━━━━━ Information shown ━━━━━

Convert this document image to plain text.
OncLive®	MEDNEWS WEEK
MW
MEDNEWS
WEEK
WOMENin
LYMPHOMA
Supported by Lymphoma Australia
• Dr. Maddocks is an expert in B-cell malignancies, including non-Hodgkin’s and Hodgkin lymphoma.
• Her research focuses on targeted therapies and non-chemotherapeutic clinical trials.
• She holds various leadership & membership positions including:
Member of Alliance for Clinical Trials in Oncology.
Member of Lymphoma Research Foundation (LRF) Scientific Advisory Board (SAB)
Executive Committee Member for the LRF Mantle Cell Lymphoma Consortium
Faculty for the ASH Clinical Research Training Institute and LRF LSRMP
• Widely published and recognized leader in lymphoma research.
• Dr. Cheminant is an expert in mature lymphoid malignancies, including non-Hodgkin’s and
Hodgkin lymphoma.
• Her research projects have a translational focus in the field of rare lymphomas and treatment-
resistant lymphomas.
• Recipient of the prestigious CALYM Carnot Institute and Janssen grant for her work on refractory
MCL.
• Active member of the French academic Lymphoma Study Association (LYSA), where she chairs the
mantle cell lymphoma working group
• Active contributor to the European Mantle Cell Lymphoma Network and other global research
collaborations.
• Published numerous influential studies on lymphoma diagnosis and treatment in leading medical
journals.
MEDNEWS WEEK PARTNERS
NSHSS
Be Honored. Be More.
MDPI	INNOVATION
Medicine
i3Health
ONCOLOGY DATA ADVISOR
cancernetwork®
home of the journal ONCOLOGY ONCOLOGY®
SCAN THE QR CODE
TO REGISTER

━━━━━

Find the lines above that contain the word "Active" and collect them.

• Active member of the French academic Lymphoma Study Association (LYSA), where she chairs the
• Active contributor to the European Mantle Cell Lymphoma Network and other global research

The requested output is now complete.